Show every line in the records below that contains the word "Hours".

____ Data provided

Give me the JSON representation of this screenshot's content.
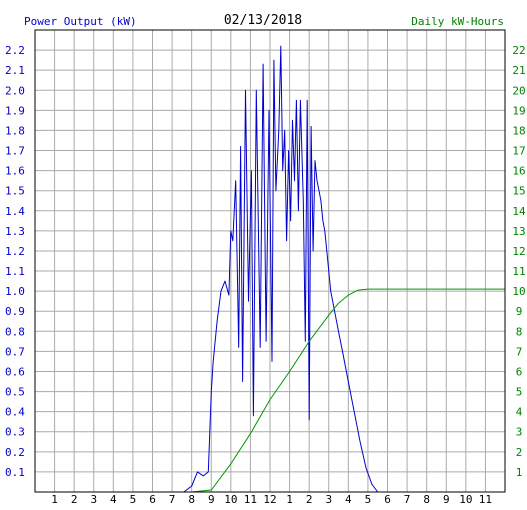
{
  "header": {
    "left_label": "Power Output (kW)",
    "date": "02/13/2018",
    "right_label": "Daily kW-Hours"
  },
  "colors": {
    "power": "#0000cc",
    "energy": "#009900",
    "grid": "#aaaaaa",
    "axis": "#000000",
    "left_text": "#0000cc",
    "right_text": "#008000"
  },
  "chart_data": {
    "type": "line",
    "grid": true,
    "x_tick_labels": [
      "1",
      "2",
      "3",
      "4",
      "5",
      "6",
      "7",
      "8",
      "9",
      "10",
      "11",
      "12",
      "1",
      "2",
      "3",
      "4",
      "5",
      "6",
      "7",
      "8",
      "9",
      "10",
      "11"
    ],
    "xlim": [
      0,
      24
    ],
    "y_left": {
      "label": "Power Output (kW)",
      "lim": [
        0,
        2.3
      ],
      "ticks": [
        "0.1",
        "0.2",
        "0.3",
        "0.4",
        "0.5",
        "0.6",
        "0.7",
        "0.8",
        "0.9",
        "1.0",
        "1.1",
        "1.2",
        "1.3",
        "1.4",
        "1.5",
        "1.6",
        "1.7",
        "1.8",
        "1.9",
        "2.0",
        "2.1",
        "2.2"
      ]
    },
    "y_right": {
      "label": "Daily kW-Hours",
      "lim": [
        0,
        23
      ],
      "ticks": [
        "1",
        "2",
        "3",
        "4",
        "5",
        "6",
        "7",
        "8",
        "9",
        "10",
        "11",
        "12",
        "13",
        "14",
        "15",
        "16",
        "17",
        "18",
        "19",
        "20",
        "21",
        "22"
      ]
    },
    "series": [
      {
        "axis": "left",
        "color": "#0000cc",
        "x": [
          0,
          7.6,
          8.0,
          8.3,
          8.6,
          8.85,
          9.0,
          9.1,
          9.3,
          9.5,
          9.7,
          9.9,
          10.0,
          10.1,
          10.25,
          10.4,
          10.5,
          10.6,
          10.75,
          10.9,
          11.05,
          11.15,
          11.3,
          11.5,
          11.65,
          11.8,
          11.95,
          12.1,
          12.2,
          12.3,
          12.45,
          12.55,
          12.65,
          12.75,
          12.85,
          12.95,
          13.05,
          13.15,
          13.25,
          13.35,
          13.45,
          13.55,
          13.7,
          13.8,
          13.9,
          14.0,
          14.1,
          14.2,
          14.3,
          14.4,
          14.5,
          14.6,
          14.7,
          14.8,
          14.95,
          15.1,
          15.3,
          15.5,
          15.7,
          16.0,
          16.3,
          16.6,
          16.9,
          17.2,
          17.5,
          17.7,
          17.85,
          18.0,
          24
        ],
        "y": [
          0,
          0,
          0.03,
          0.1,
          0.08,
          0.1,
          0.5,
          0.65,
          0.85,
          1.0,
          1.05,
          0.98,
          1.3,
          1.25,
          1.55,
          0.72,
          1.72,
          0.55,
          2.0,
          0.95,
          1.6,
          0.38,
          2.0,
          0.72,
          2.13,
          0.75,
          1.9,
          0.65,
          2.15,
          1.5,
          1.8,
          2.22,
          1.6,
          1.8,
          1.25,
          1.7,
          1.35,
          1.85,
          1.55,
          1.95,
          1.4,
          1.95,
          1.45,
          0.75,
          1.95,
          0.36,
          1.82,
          1.2,
          1.65,
          1.55,
          1.5,
          1.45,
          1.35,
          1.3,
          1.15,
          1.0,
          0.9,
          0.8,
          0.7,
          0.55,
          0.4,
          0.25,
          0.12,
          0.04,
          0,
          0,
          0,
          0,
          0
        ]
      },
      {
        "axis": "right",
        "color": "#009900",
        "x": [
          0,
          8.0,
          9.0,
          10.0,
          11.0,
          12.0,
          13.0,
          14.0,
          15.0,
          15.5,
          16.0,
          16.5,
          17.0,
          18.0,
          20.0,
          24
        ],
        "y": [
          0,
          0,
          0.1,
          1.4,
          2.9,
          4.6,
          6.0,
          7.5,
          8.8,
          9.4,
          9.8,
          10.05,
          10.1,
          10.1,
          10.1,
          10.1
        ]
      }
    ]
  }
}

________

— Finished exercise —
    "right_label": "Daily kW-Hours"
      "label": "Daily kW-Hours",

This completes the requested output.